Written problem: Copy the data precisely, character for character, and leave out every picture.

**** Input rows

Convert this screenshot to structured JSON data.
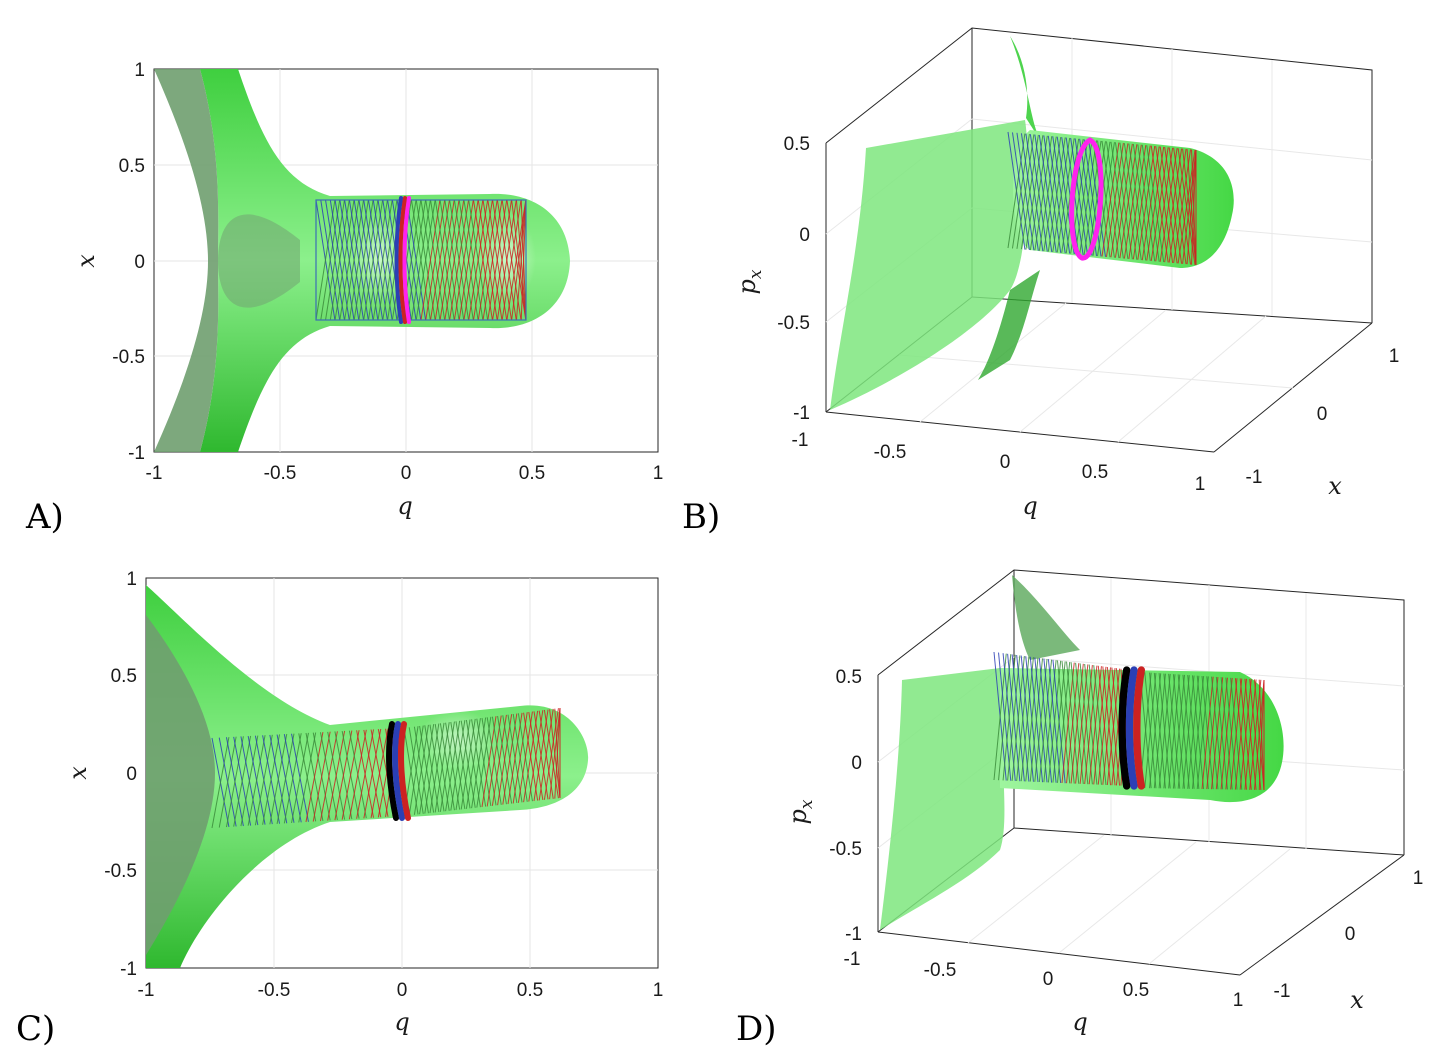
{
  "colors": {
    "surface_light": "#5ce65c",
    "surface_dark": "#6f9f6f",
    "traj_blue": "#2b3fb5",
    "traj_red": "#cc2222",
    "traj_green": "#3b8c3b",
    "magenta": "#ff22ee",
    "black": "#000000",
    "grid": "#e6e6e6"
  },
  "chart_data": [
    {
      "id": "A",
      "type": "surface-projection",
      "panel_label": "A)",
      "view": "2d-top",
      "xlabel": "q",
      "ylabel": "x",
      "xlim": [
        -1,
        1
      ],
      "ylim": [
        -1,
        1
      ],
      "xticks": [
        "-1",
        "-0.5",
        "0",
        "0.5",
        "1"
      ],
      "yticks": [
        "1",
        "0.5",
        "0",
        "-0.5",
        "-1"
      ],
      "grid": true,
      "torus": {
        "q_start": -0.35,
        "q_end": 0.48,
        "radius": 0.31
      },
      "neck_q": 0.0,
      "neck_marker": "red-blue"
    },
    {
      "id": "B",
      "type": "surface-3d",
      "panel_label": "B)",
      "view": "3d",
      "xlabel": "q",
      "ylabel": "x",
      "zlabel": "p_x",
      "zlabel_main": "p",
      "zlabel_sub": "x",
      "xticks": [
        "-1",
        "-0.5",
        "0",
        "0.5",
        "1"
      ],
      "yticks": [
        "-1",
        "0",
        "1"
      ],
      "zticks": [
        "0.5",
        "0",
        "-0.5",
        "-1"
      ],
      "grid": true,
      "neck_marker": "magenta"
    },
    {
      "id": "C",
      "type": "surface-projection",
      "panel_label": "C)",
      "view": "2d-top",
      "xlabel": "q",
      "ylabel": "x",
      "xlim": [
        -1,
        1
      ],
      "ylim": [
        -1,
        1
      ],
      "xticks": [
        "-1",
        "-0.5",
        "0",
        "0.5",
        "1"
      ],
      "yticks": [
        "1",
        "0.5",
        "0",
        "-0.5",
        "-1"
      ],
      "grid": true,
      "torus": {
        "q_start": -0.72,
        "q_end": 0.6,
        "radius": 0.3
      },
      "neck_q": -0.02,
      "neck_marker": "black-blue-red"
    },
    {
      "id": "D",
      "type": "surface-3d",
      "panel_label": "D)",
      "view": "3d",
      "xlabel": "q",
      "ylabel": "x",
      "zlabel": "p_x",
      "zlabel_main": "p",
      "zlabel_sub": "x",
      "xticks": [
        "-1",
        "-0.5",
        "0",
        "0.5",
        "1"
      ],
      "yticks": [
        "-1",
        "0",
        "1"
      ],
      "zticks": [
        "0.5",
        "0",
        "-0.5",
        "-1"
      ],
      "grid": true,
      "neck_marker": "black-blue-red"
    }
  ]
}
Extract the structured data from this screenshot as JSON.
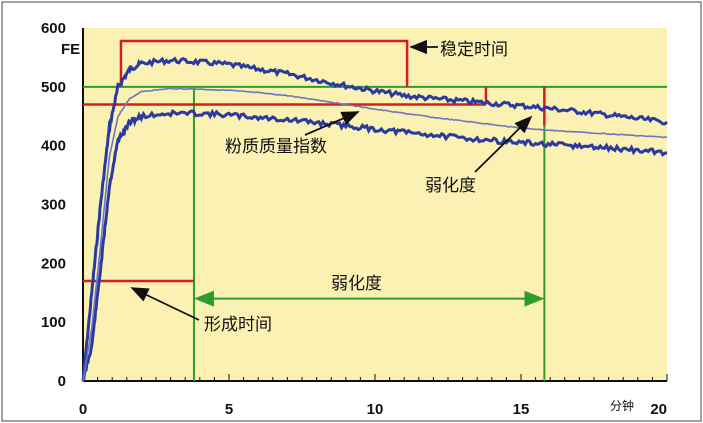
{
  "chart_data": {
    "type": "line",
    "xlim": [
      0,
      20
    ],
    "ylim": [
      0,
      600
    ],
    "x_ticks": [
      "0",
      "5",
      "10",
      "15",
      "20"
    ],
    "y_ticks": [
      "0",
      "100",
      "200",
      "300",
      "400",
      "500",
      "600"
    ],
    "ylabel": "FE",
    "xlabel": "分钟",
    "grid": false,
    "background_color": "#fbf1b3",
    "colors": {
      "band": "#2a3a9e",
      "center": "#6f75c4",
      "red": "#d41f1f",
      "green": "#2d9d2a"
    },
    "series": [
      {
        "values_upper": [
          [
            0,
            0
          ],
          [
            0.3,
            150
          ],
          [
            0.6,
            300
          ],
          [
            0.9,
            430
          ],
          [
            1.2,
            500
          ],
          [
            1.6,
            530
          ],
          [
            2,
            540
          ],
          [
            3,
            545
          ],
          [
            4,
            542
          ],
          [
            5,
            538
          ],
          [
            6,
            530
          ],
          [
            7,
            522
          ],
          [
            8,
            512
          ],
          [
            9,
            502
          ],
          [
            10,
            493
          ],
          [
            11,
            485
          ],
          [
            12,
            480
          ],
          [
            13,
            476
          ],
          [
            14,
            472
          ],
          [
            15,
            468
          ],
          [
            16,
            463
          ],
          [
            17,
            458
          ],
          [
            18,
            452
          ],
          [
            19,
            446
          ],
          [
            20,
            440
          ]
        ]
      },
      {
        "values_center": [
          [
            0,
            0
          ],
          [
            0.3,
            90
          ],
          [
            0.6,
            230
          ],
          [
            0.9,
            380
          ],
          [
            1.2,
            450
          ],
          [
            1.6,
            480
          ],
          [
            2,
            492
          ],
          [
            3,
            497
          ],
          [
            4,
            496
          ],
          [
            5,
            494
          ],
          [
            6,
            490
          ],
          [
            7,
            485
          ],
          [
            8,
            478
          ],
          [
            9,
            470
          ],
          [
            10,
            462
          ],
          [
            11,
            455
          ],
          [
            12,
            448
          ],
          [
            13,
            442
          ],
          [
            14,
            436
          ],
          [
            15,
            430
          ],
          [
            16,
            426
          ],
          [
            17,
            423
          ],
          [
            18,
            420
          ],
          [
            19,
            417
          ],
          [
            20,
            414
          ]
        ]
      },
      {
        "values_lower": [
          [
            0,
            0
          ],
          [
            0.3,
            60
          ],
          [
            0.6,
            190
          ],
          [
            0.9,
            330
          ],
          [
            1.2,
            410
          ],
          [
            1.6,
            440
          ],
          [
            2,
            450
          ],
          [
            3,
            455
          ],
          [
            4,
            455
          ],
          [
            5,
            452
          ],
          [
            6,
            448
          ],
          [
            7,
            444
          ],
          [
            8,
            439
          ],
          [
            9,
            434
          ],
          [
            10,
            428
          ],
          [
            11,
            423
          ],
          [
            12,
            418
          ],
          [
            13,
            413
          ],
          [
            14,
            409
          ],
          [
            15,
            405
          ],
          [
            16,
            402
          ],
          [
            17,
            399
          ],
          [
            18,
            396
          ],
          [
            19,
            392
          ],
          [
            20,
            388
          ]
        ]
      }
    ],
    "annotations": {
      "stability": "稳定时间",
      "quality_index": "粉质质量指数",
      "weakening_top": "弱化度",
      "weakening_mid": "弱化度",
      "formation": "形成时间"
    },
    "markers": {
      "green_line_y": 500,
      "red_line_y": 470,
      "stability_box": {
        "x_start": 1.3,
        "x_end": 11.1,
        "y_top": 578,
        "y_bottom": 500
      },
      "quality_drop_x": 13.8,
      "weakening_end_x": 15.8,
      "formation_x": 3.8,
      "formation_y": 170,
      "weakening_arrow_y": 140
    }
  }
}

********

Finished task:
Convert this screenshot to structured JSON data.
{
  "colors": {
    "surface_light": "#5ce65c",
    "surface_dark": "#6f9f6f",
    "traj_blue": "#2b3fb5",
    "traj_red": "#cc2222",
    "traj_green": "#3b8c3b",
    "magenta": "#ff22ee",
    "black": "#000000",
    "grid": "#e6e6e6"
  },
  "chart_data": [
    {
      "id": "A",
      "type": "surface-projection",
      "panel_label": "A)",
      "view": "2d-top",
      "xlabel": "q",
      "ylabel": "x",
      "xlim": [
        -1,
        1
      ],
      "ylim": [
        -1,
        1
      ],
      "xticks": [
        "-1",
        "-0.5",
        "0",
        "0.5",
        "1"
      ],
      "yticks": [
        "1",
        "0.5",
        "0",
        "-0.5",
        "-1"
      ],
      "grid": true,
      "torus": {
        "q_start": -0.35,
        "q_end": 0.48,
        "radius": 0.31
      },
      "neck_q": 0.0,
      "neck_marker": "red-blue"
    },
    {
      "id": "B",
      "type": "surface-3d",
      "panel_label": "B)",
      "view": "3d",
      "xlabel": "q",
      "ylabel": "x",
      "zlabel": "p_x",
      "zlabel_main": "p",
      "zlabel_sub": "x",
      "xticks": [
        "-1",
        "-0.5",
        "0",
        "0.5",
        "1"
      ],
      "yticks": [
        "-1",
        "0",
        "1"
      ],
      "zticks": [
        "0.5",
        "0",
        "-0.5",
        "-1"
      ],
      "grid": true,
      "neck_marker": "magenta"
    },
    {
      "id": "C",
      "type": "surface-projection",
      "panel_label": "C)",
      "view": "2d-top",
      "xlabel": "q",
      "ylabel": "x",
      "xlim": [
        -1,
        1
      ],
      "ylim": [
        -1,
        1
      ],
      "xticks": [
        "-1",
        "-0.5",
        "0",
        "0.5",
        "1"
      ],
      "yticks": [
        "1",
        "0.5",
        "0",
        "-0.5",
        "-1"
      ],
      "grid": true,
      "torus": {
        "q_start": -0.72,
        "q_end": 0.6,
        "radius": 0.3
      },
      "neck_q": -0.02,
      "neck_marker": "black-blue-red"
    },
    {
      "id": "D",
      "type": "surface-3d",
      "panel_label": "D)",
      "view": "3d",
      "xlabel": "q",
      "ylabel": "x",
      "zlabel": "p_x",
      "zlabel_main": "p",
      "zlabel_sub": "x",
      "xticks": [
        "-1",
        "-0.5",
        "0",
        "0.5",
        "1"
      ],
      "yticks": [
        "-1",
        "0",
        "1"
      ],
      "zticks": [
        "0.5",
        "0",
        "-0.5",
        "-1"
      ],
      "grid": true,
      "neck_marker": "black-blue-red"
    }
  ]
}
Extract the structured data from this screenshot as JSON.
{
  "chart_data": {
    "type": "line",
    "xlim": [
      0,
      20
    ],
    "ylim": [
      0,
      600
    ],
    "x_ticks": [
      "0",
      "5",
      "10",
      "15",
      "20"
    ],
    "y_ticks": [
      "0",
      "100",
      "200",
      "300",
      "400",
      "500",
      "600"
    ],
    "ylabel": "FE",
    "xlabel": "分钟",
    "grid": false,
    "background_color": "#fbf1b3",
    "colors": {
      "band": "#2a3a9e",
      "center": "#6f75c4",
      "red": "#d41f1f",
      "green": "#2d9d2a"
    },
    "series": [
      {
        "values_upper": [
          [
            0,
            0
          ],
          [
            0.3,
            150
          ],
          [
            0.6,
            300
          ],
          [
            0.9,
            430
          ],
          [
            1.2,
            500
          ],
          [
            1.6,
            530
          ],
          [
            2,
            540
          ],
          [
            3,
            545
          ],
          [
            4,
            542
          ],
          [
            5,
            538
          ],
          [
            6,
            530
          ],
          [
            7,
            522
          ],
          [
            8,
            512
          ],
          [
            9,
            502
          ],
          [
            10,
            493
          ],
          [
            11,
            485
          ],
          [
            12,
            480
          ],
          [
            13,
            476
          ],
          [
            14,
            472
          ],
          [
            15,
            468
          ],
          [
            16,
            463
          ],
          [
            17,
            458
          ],
          [
            18,
            452
          ],
          [
            19,
            446
          ],
          [
            20,
            440
          ]
        ]
      },
      {
        "values_center": [
          [
            0,
            0
          ],
          [
            0.3,
            90
          ],
          [
            0.6,
            230
          ],
          [
            0.9,
            380
          ],
          [
            1.2,
            450
          ],
          [
            1.6,
            480
          ],
          [
            2,
            492
          ],
          [
            3,
            497
          ],
          [
            4,
            496
          ],
          [
            5,
            494
          ],
          [
            6,
            490
          ],
          [
            7,
            485
          ],
          [
            8,
            478
          ],
          [
            9,
            470
          ],
          [
            10,
            462
          ],
          [
            11,
            455
          ],
          [
            12,
            448
          ],
          [
            13,
            442
          ],
          [
            14,
            436
          ],
          [
            15,
            430
          ],
          [
            16,
            426
          ],
          [
            17,
            423
          ],
          [
            18,
            420
          ],
          [
            19,
            417
          ],
          [
            20,
            414
          ]
        ]
      },
      {
        "values_lower": [
          [
            0,
            0
          ],
          [
            0.3,
            60
          ],
          [
            0.6,
            190
          ],
          [
            0.9,
            330
          ],
          [
            1.2,
            410
          ],
          [
            1.6,
            440
          ],
          [
            2,
            450
          ],
          [
            3,
            455
          ],
          [
            4,
            455
          ],
          [
            5,
            452
          ],
          [
            6,
            448
          ],
          [
            7,
            444
          ],
          [
            8,
            439
          ],
          [
            9,
            434
          ],
          [
            10,
            428
          ],
          [
            11,
            423
          ],
          [
            12,
            418
          ],
          [
            13,
            413
          ],
          [
            14,
            409
          ],
          [
            15,
            405
          ],
          [
            16,
            402
          ],
          [
            17,
            399
          ],
          [
            18,
            396
          ],
          [
            19,
            392
          ],
          [
            20,
            388
          ]
        ]
      }
    ],
    "annotations": {
      "stability": "稳定时间",
      "quality_index": "粉质质量指数",
      "weakening_top": "弱化度",
      "weakening_mid": "弱化度",
      "formation": "形成时间"
    },
    "markers": {
      "green_line_y": 500,
      "red_line_y": 470,
      "stability_box": {
        "x_start": 1.3,
        "x_end": 11.1,
        "y_top": 578,
        "y_bottom": 500
      },
      "quality_drop_x": 13.8,
      "weakening_end_x": 15.8,
      "formation_x": 3.8,
      "formation_y": 170,
      "weakening_arrow_y": 140
    }
  }
}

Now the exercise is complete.